» **What is required**: Without the images, print all the entries below exactly as given.

>> Begin Rows

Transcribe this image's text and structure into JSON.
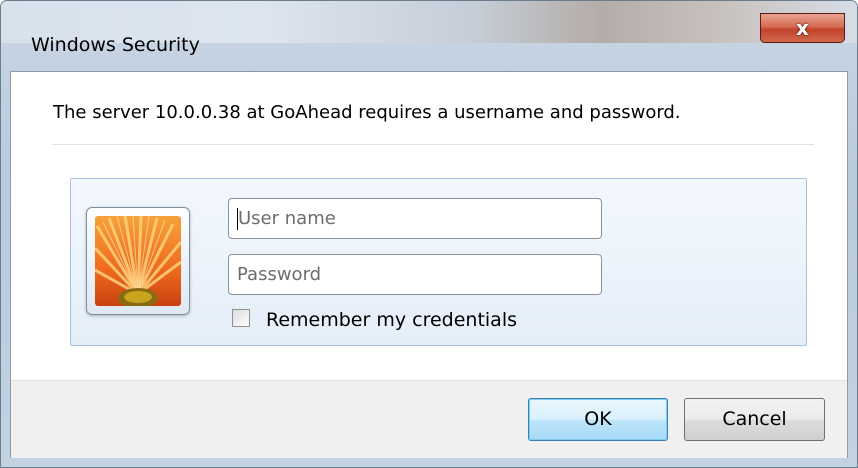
{
  "window": {
    "title": "Windows Security",
    "close_glyph": "x"
  },
  "message": "The server 10.0.0.38 at GoAhead requires a username and password.",
  "credentials": {
    "avatar_icon": "user-picture-flower-icon",
    "username": {
      "placeholder": "User name",
      "value": ""
    },
    "password": {
      "placeholder": "Password",
      "value": ""
    },
    "remember": {
      "label": "Remember my credentials",
      "checked": false
    }
  },
  "buttons": {
    "ok_label": "OK",
    "cancel_label": "Cancel"
  },
  "colors": {
    "close_button": "#c7452c",
    "ok_button_border": "#3c7fb1",
    "panel_background": "#e4eef9"
  }
}
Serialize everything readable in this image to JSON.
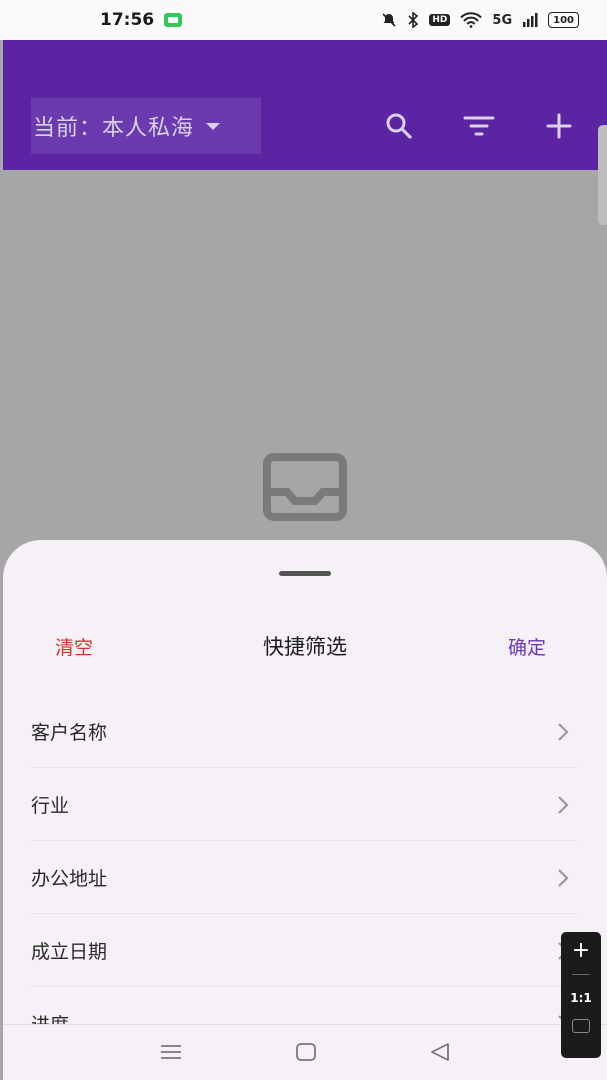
{
  "status_bar": {
    "time": "17:56",
    "network": "5G",
    "hd": "HD",
    "battery": "100"
  },
  "header": {
    "scope_label": "当前：本人私海",
    "icons": [
      "search-icon",
      "filter-icon",
      "add-icon"
    ]
  },
  "sheet": {
    "clear_label": "清空",
    "title": "快捷筛选",
    "confirm_label": "确定",
    "filters": [
      {
        "label": "客户名称"
      },
      {
        "label": "行业"
      },
      {
        "label": "办公地址"
      },
      {
        "label": "成立日期"
      },
      {
        "label": "进度"
      }
    ]
  },
  "zoom_widget": {
    "plus": "+",
    "ratio": "1:1"
  },
  "colors": {
    "app_bar": "#5a24a3",
    "clear": "#d0342c",
    "confirm": "#6a35c2",
    "sheet_bg": "#f6f0f7"
  }
}
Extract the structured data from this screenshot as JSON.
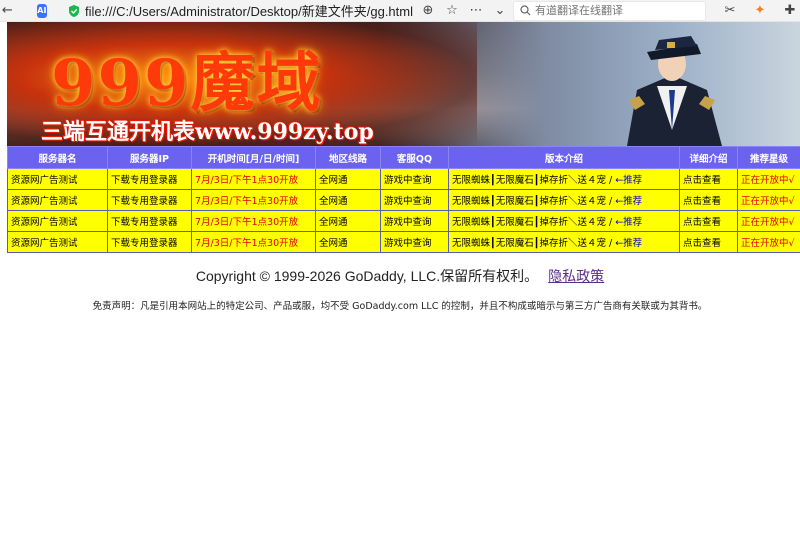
{
  "browser": {
    "url": "file:///C:/Users/Administrator/Desktop/新建文件夹/gg.html",
    "ai_label": "AI",
    "search_placeholder": "有道翻译在线翻译"
  },
  "banner": {
    "logo_text": "999魔域",
    "tagline": "三端互通开机表www.999zy.top"
  },
  "table": {
    "headers": [
      "服务器名",
      "服务器IP",
      "开机时间[月/日/时间]",
      "地区线路",
      "客服QQ",
      "版本介绍",
      "详细介绍",
      "推荐星级"
    ],
    "rows": [
      {
        "name": "资源网广告测试",
        "ip": "下载专用登录器",
        "time": "7月/3日/下午1点30开放",
        "region": "全网通",
        "qq": "游戏中查询",
        "version_main": "无限蜘蛛┃无限魔石┃掉存折＼送４宠 / ",
        "version_link": "←推荐",
        "detail": "点击查看",
        "rating": "正在开放中√"
      },
      {
        "name": "资源网广告测试",
        "ip": "下载专用登录器",
        "time": "7月/3日/下午1点30开放",
        "region": "全网通",
        "qq": "游戏中查询",
        "version_main": "无限蜘蛛┃无限魔石┃掉存折＼送４宠 / ",
        "version_link": "←推荐",
        "detail": "点击查看",
        "rating": "正在开放中√"
      },
      {
        "name": "资源网广告测试",
        "ip": "下载专用登录器",
        "time": "7月/3日/下午1点30开放",
        "region": "全网通",
        "qq": "游戏中查询",
        "version_main": "无限蜘蛛┃无限魔石┃掉存折＼送４宠 / ",
        "version_link": "←推荐",
        "detail": "点击查看",
        "rating": "正在开放中√"
      },
      {
        "name": "资源网广告测试",
        "ip": "下载专用登录器",
        "time": "7月/3日/下午1点30开放",
        "region": "全网通",
        "qq": "游戏中查询",
        "version_main": "无限蜘蛛┃无限魔石┃掉存折＼送４宠 / ",
        "version_link": "←推荐",
        "detail": "点击查看",
        "rating": "正在开放中√"
      }
    ]
  },
  "footer": {
    "copyright": "Copyright © 1999-2026 GoDaddy, LLC.保留所有权利。",
    "privacy_link": "隐私政策",
    "disclaimer": "免责声明：凡是引用本网站上的特定公司、产品或服，均不受 GoDaddy.com LLC 的控制，并且不构成或暗示与第三方广告商有关联或为其背书。"
  },
  "colors": {
    "header_bg": "#6b62f0",
    "row_bg": "#ffff00",
    "time_text": "#e00000",
    "rating_text": "#e00000",
    "link_text": "#0000cc"
  }
}
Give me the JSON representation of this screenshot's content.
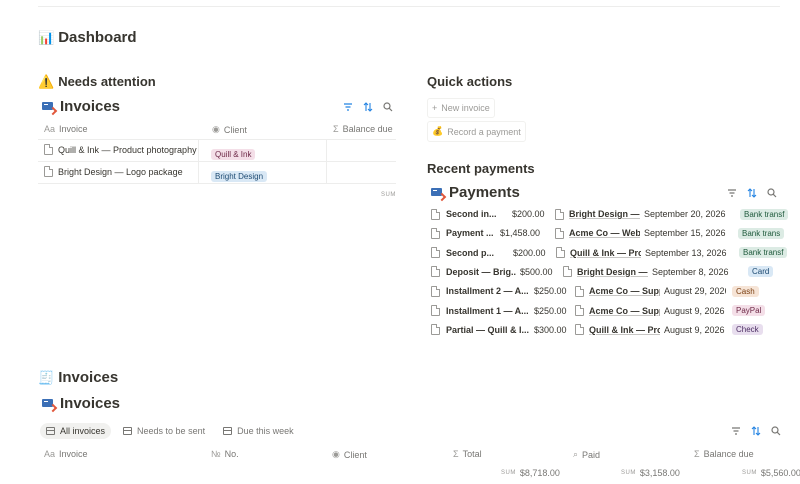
{
  "page": {
    "title": "Dashboard",
    "title_emoji": "📊"
  },
  "needs_attention": {
    "heading": "Needs attention",
    "emoji": "⚠️",
    "db_title": "Invoices",
    "columns": [
      {
        "icon": "Aa",
        "label": "Invoice"
      },
      {
        "icon": "◉",
        "label": "Client"
      },
      {
        "icon": "Σ",
        "label": "Balance due"
      }
    ],
    "rows": [
      {
        "name": "Quill & Ink — Product photography",
        "client": "Quill & Ink"
      },
      {
        "name": "Bright Design — Logo package",
        "client": "Bright Design"
      }
    ],
    "sum_label": "SUM"
  },
  "quick_actions": {
    "heading": "Quick actions",
    "new_invoice": "New invoice",
    "record_payment": "Record a payment"
  },
  "recent_payments": {
    "heading": "Recent payments",
    "db_title": "Payments",
    "rows": [
      {
        "name": "Second in...",
        "amount": "$200.00",
        "invoice": "Bright Design — B",
        "date": "September 20, 2026",
        "method": "Bank transf"
      },
      {
        "name": "Payment ...",
        "amount": "$1,458.00",
        "invoice": "Acme Co — Websi",
        "date": "September 15, 2026",
        "method": "Bank trans"
      },
      {
        "name": "Second p...",
        "amount": "$200.00",
        "invoice": "Quill & Ink — Prod",
        "date": "September 13, 2026",
        "method": "Bank transf"
      },
      {
        "name": "Deposit — Brig...",
        "amount": "$500.00",
        "invoice": "Bright Design — B",
        "date": "September 8, 2026",
        "method": "Card"
      },
      {
        "name": "Installment 2 — A...",
        "amount": "$250.00",
        "invoice": "Acme Co — Suppo",
        "date": "August 29, 2026",
        "method": "Cash"
      },
      {
        "name": "Installment 1 — A...",
        "amount": "$250.00",
        "invoice": "Acme Co — Suppo",
        "date": "August 9, 2026",
        "method": "PayPal"
      },
      {
        "name": "Partial — Quill & I...",
        "amount": "$300.00",
        "invoice": "Quill & Ink — Prod",
        "date": "August 9, 2026",
        "method": "Check"
      }
    ]
  },
  "invoices_section": {
    "heading": "Invoices",
    "emoji": "🧾",
    "db_title": "Invoices",
    "tabs": [
      "All invoices",
      "Needs to be sent",
      "Due this week"
    ],
    "columns": [
      {
        "icon": "Aa",
        "label": "Invoice"
      },
      {
        "icon": "№",
        "label": "No."
      },
      {
        "icon": "◉",
        "label": "Client"
      },
      {
        "icon": "Σ",
        "label": "Total"
      },
      {
        "icon": "🔍",
        "label": "Paid"
      },
      {
        "icon": "Σ",
        "label": "Balance due"
      }
    ],
    "sums": {
      "label": "SUM",
      "total": "$8,718.00",
      "paid": "$3,158.00",
      "balance": "$5,560.00"
    }
  },
  "colors": {
    "tag_pink": "#f4dfe8",
    "tag_blue": "#d9e8f5",
    "tag_green": "#dcebe4",
    "tag_orange": "#f6e4d6",
    "tag_purple": "#e8deee",
    "tag_gray": "#e3e2e0",
    "accent_blue": "#2383e2"
  }
}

>> End Rows

» **Response to this exercise**:
Transcribe this image's text and structure into JSON.
{
  "window": {
    "title": "Windows Security",
    "close_glyph": "x"
  },
  "message": "The server 10.0.0.38 at GoAhead requires a username and password.",
  "credentials": {
    "avatar_icon": "user-picture-flower-icon",
    "username": {
      "placeholder": "User name",
      "value": ""
    },
    "password": {
      "placeholder": "Password",
      "value": ""
    },
    "remember": {
      "label": "Remember my credentials",
      "checked": false
    }
  },
  "buttons": {
    "ok_label": "OK",
    "cancel_label": "Cancel"
  },
  "colors": {
    "close_button": "#c7452c",
    "ok_button_border": "#3c7fb1",
    "panel_background": "#e4eef9"
  }
}
Serialize everything readable in this image to JSON.
{
  "status_bar": {
    "time": "17:56",
    "network": "5G",
    "hd": "HD",
    "battery": "100"
  },
  "header": {
    "scope_label": "当前：本人私海",
    "icons": [
      "search-icon",
      "filter-icon",
      "add-icon"
    ]
  },
  "sheet": {
    "clear_label": "清空",
    "title": "快捷筛选",
    "confirm_label": "确定",
    "filters": [
      {
        "label": "客户名称"
      },
      {
        "label": "行业"
      },
      {
        "label": "办公地址"
      },
      {
        "label": "成立日期"
      },
      {
        "label": "进度"
      }
    ]
  },
  "zoom_widget": {
    "plus": "+",
    "ratio": "1:1"
  },
  "colors": {
    "app_bar": "#5a24a3",
    "clear": "#d0342c",
    "confirm": "#6a35c2",
    "sheet_bg": "#f6f0f7"
  }
}
Extract the structured data from this screenshot as JSON.
{
  "browser": {
    "url": "file:///C:/Users/Administrator/Desktop/新建文件夹/gg.html",
    "ai_label": "AI",
    "search_placeholder": "有道翻译在线翻译"
  },
  "banner": {
    "logo_text": "999魔域",
    "tagline": "三端互通开机表www.999zy.top"
  },
  "table": {
    "headers": [
      "服务器名",
      "服务器IP",
      "开机时间[月/日/时间]",
      "地区线路",
      "客服QQ",
      "版本介绍",
      "详细介绍",
      "推荐星级"
    ],
    "rows": [
      {
        "name": "资源网广告测试",
        "ip": "下载专用登录器",
        "time": "7月/3日/下午1点30开放",
        "region": "全网通",
        "qq": "游戏中查询",
        "version_main": "无限蜘蛛┃无限魔石┃掉存折＼送４宠 / ",
        "version_link": "←推荐",
        "detail": "点击查看",
        "rating": "正在开放中√"
      },
      {
        "name": "资源网广告测试",
        "ip": "下载专用登录器",
        "time": "7月/3日/下午1点30开放",
        "region": "全网通",
        "qq": "游戏中查询",
        "version_main": "无限蜘蛛┃无限魔石┃掉存折＼送４宠 / ",
        "version_link": "←推荐",
        "detail": "点击查看",
        "rating": "正在开放中√"
      },
      {
        "name": "资源网广告测试",
        "ip": "下载专用登录器",
        "time": "7月/3日/下午1点30开放",
        "region": "全网通",
        "qq": "游戏中查询",
        "version_main": "无限蜘蛛┃无限魔石┃掉存折＼送４宠 / ",
        "version_link": "←推荐",
        "detail": "点击查看",
        "rating": "正在开放中√"
      },
      {
        "name": "资源网广告测试",
        "ip": "下载专用登录器",
        "time": "7月/3日/下午1点30开放",
        "region": "全网通",
        "qq": "游戏中查询",
        "version_main": "无限蜘蛛┃无限魔石┃掉存折＼送４宠 / ",
        "version_link": "←推荐",
        "detail": "点击查看",
        "rating": "正在开放中√"
      }
    ]
  },
  "footer": {
    "copyright": "Copyright © 1999-2026 GoDaddy, LLC.保留所有权利。",
    "privacy_link": "隐私政策",
    "disclaimer": "免责声明：凡是引用本网站上的特定公司、产品或服，均不受 GoDaddy.com LLC 的控制，并且不构成或暗示与第三方广告商有关联或为其背书。"
  },
  "colors": {
    "header_bg": "#6b62f0",
    "row_bg": "#ffff00",
    "time_text": "#e00000",
    "rating_text": "#e00000",
    "link_text": "#0000cc"
  }
}
Give me the JSON representation of this screenshot's content.
{
  "page": {
    "title": "Dashboard",
    "title_emoji": "📊"
  },
  "needs_attention": {
    "heading": "Needs attention",
    "emoji": "⚠️",
    "db_title": "Invoices",
    "columns": [
      {
        "icon": "Aa",
        "label": "Invoice"
      },
      {
        "icon": "◉",
        "label": "Client"
      },
      {
        "icon": "Σ",
        "label": "Balance due"
      }
    ],
    "rows": [
      {
        "name": "Quill & Ink — Product photography",
        "client": "Quill & Ink"
      },
      {
        "name": "Bright Design — Logo package",
        "client": "Bright Design"
      }
    ],
    "sum_label": "SUM"
  },
  "quick_actions": {
    "heading": "Quick actions",
    "new_invoice": "New invoice",
    "record_payment": "Record a payment"
  },
  "recent_payments": {
    "heading": "Recent payments",
    "db_title": "Payments",
    "rows": [
      {
        "name": "Second in...",
        "amount": "$200.00",
        "invoice": "Bright Design — B",
        "date": "September 20, 2026",
        "method": "Bank transf"
      },
      {
        "name": "Payment ...",
        "amount": "$1,458.00",
        "invoice": "Acme Co — Websi",
        "date": "September 15, 2026",
        "method": "Bank trans"
      },
      {
        "name": "Second p...",
        "amount": "$200.00",
        "invoice": "Quill & Ink — Prod",
        "date": "September 13, 2026",
        "method": "Bank transf"
      },
      {
        "name": "Deposit — Brig...",
        "amount": "$500.00",
        "invoice": "Bright Design — B",
        "date": "September 8, 2026",
        "method": "Card"
      },
      {
        "name": "Installment 2 — A...",
        "amount": "$250.00",
        "invoice": "Acme Co — Suppo",
        "date": "August 29, 2026",
        "method": "Cash"
      },
      {
        "name": "Installment 1 — A...",
        "amount": "$250.00",
        "invoice": "Acme Co — Suppo",
        "date": "August 9, 2026",
        "method": "PayPal"
      },
      {
        "name": "Partial — Quill & I...",
        "amount": "$300.00",
        "invoice": "Quill & Ink — Prod",
        "date": "August 9, 2026",
        "method": "Check"
      }
    ]
  },
  "invoices_section": {
    "heading": "Invoices",
    "emoji": "🧾",
    "db_title": "Invoices",
    "tabs": [
      "All invoices",
      "Needs to be sent",
      "Due this week"
    ],
    "columns": [
      {
        "icon": "Aa",
        "label": "Invoice"
      },
      {
        "icon": "№",
        "label": "No."
      },
      {
        "icon": "◉",
        "label": "Client"
      },
      {
        "icon": "Σ",
        "label": "Total"
      },
      {
        "icon": "🔍",
        "label": "Paid"
      },
      {
        "icon": "Σ",
        "label": "Balance due"
      }
    ],
    "sums": {
      "label": "SUM",
      "total": "$8,718.00",
      "paid": "$3,158.00",
      "balance": "$5,560.00"
    }
  },
  "colors": {
    "tag_pink": "#f4dfe8",
    "tag_blue": "#d9e8f5",
    "tag_green": "#dcebe4",
    "tag_orange": "#f6e4d6",
    "tag_purple": "#e8deee",
    "tag_gray": "#e3e2e0",
    "accent_blue": "#2383e2"
  }
}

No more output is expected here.